--- begin Given records ---

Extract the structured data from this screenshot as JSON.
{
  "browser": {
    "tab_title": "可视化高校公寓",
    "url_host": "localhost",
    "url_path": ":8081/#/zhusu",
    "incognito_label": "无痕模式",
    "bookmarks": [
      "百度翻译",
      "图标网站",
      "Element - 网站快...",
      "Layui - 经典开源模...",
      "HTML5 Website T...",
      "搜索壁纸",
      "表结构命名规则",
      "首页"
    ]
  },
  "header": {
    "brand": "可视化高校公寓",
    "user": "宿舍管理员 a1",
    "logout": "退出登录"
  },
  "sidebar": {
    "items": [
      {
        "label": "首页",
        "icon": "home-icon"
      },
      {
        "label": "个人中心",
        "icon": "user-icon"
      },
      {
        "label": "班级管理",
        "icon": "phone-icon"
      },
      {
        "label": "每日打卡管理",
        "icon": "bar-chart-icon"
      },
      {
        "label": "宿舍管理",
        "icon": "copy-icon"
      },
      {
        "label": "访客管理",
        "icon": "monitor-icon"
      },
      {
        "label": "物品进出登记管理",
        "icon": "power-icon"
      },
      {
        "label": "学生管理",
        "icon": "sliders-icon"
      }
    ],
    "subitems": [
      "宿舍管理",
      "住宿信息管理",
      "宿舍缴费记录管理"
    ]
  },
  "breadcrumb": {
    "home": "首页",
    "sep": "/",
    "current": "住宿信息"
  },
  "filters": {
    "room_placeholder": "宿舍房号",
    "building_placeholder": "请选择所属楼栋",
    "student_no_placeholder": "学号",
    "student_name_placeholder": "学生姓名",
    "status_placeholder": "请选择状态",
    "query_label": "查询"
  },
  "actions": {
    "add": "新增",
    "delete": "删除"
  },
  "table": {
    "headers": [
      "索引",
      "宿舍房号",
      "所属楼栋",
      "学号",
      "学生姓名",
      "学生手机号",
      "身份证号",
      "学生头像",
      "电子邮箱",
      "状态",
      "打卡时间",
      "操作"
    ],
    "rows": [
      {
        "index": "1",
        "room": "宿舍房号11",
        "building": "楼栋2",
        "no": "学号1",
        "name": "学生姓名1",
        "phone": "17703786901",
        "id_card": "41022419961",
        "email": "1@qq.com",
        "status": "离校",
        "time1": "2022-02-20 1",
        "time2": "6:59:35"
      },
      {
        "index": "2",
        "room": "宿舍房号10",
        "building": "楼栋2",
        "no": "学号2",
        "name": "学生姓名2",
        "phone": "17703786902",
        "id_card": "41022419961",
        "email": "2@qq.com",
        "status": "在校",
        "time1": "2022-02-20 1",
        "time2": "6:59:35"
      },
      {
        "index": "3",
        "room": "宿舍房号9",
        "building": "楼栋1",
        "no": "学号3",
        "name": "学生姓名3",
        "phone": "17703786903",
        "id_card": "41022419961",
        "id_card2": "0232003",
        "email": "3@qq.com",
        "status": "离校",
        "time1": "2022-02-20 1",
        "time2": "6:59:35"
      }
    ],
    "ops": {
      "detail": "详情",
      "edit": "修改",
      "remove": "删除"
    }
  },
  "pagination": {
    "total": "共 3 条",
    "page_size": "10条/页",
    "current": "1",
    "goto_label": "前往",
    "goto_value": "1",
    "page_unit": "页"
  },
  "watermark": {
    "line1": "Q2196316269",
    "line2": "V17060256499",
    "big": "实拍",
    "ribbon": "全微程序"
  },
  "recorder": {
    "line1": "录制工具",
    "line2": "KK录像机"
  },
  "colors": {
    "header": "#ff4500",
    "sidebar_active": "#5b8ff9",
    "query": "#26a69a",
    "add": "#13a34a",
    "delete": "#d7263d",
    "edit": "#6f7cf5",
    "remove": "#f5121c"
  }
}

--- end Given records ---

**Stated exercise**:
Exactly reproduce every line found in the records.

**Exercise solution**:
Extract the structured data from this screenshot as JSON.
{
  "browser": {
    "tab_title": "可视化高校公寓",
    "url_host": "localhost",
    "url_path": ":8081/#/zhusu",
    "incognito_label": "无痕模式",
    "bookmarks": [
      "百度翻译",
      "图标网站",
      "Element - 网站快...",
      "Layui - 经典开源模...",
      "HTML5 Website T...",
      "搜索壁纸",
      "表结构命名规则",
      "首页"
    ]
  },
  "header": {
    "brand": "可视化高校公寓",
    "user": "宿舍管理员 a1",
    "logout": "退出登录"
  },
  "sidebar": {
    "items": [
      {
        "label": "首页",
        "icon": "home-icon"
      },
      {
        "label": "个人中心",
        "icon": "user-icon"
      },
      {
        "label": "班级管理",
        "icon": "phone-icon"
      },
      {
        "label": "每日打卡管理",
        "icon": "bar-chart-icon"
      },
      {
        "label": "宿舍管理",
        "icon": "copy-icon"
      },
      {
        "label": "访客管理",
        "icon": "monitor-icon"
      },
      {
        "label": "物品进出登记管理",
        "icon": "power-icon"
      },
      {
        "label": "学生管理",
        "icon": "sliders-icon"
      }
    ],
    "subitems": [
      "宿舍管理",
      "住宿信息管理",
      "宿舍缴费记录管理"
    ]
  },
  "breadcrumb": {
    "home": "首页",
    "sep": "/",
    "current": "住宿信息"
  },
  "filters": {
    "room_placeholder": "宿舍房号",
    "building_placeholder": "请选择所属楼栋",
    "student_no_placeholder": "学号",
    "student_name_placeholder": "学生姓名",
    "status_placeholder": "请选择状态",
    "query_label": "查询"
  },
  "actions": {
    "add": "新增",
    "delete": "删除"
  },
  "table": {
    "headers": [
      "索引",
      "宿舍房号",
      "所属楼栋",
      "学号",
      "学生姓名",
      "学生手机号",
      "身份证号",
      "学生头像",
      "电子邮箱",
      "状态",
      "打卡时间",
      "操作"
    ],
    "rows": [
      {
        "index": "1",
        "room": "宿舍房号11",
        "building": "楼栋2",
        "no": "学号1",
        "name": "学生姓名1",
        "phone": "17703786901",
        "id_card": "41022419961",
        "email": "1@qq.com",
        "status": "离校",
        "time1": "2022-02-20 1",
        "time2": "6:59:35"
      },
      {
        "index": "2",
        "room": "宿舍房号10",
        "building": "楼栋2",
        "no": "学号2",
        "name": "学生姓名2",
        "phone": "17703786902",
        "id_card": "41022419961",
        "email": "2@qq.com",
        "status": "在校",
        "time1": "2022-02-20 1",
        "time2": "6:59:35"
      },
      {
        "index": "3",
        "room": "宿舍房号9",
        "building": "楼栋1",
        "no": "学号3",
        "name": "学生姓名3",
        "phone": "17703786903",
        "id_card": "41022419961",
        "id_card2": "0232003",
        "email": "3@qq.com",
        "status": "离校",
        "time1": "2022-02-20 1",
        "time2": "6:59:35"
      }
    ],
    "ops": {
      "detail": "详情",
      "edit": "修改",
      "remove": "删除"
    }
  },
  "pagination": {
    "total": "共 3 条",
    "page_size": "10条/页",
    "current": "1",
    "goto_label": "前往",
    "goto_value": "1",
    "page_unit": "页"
  },
  "watermark": {
    "line1": "Q2196316269",
    "line2": "V17060256499",
    "big": "实拍",
    "ribbon": "全微程序"
  },
  "recorder": {
    "line1": "录制工具",
    "line2": "KK录像机"
  },
  "colors": {
    "header": "#ff4500",
    "sidebar_active": "#5b8ff9",
    "query": "#26a69a",
    "add": "#13a34a",
    "delete": "#d7263d",
    "edit": "#6f7cf5",
    "remove": "#f5121c"
  }
}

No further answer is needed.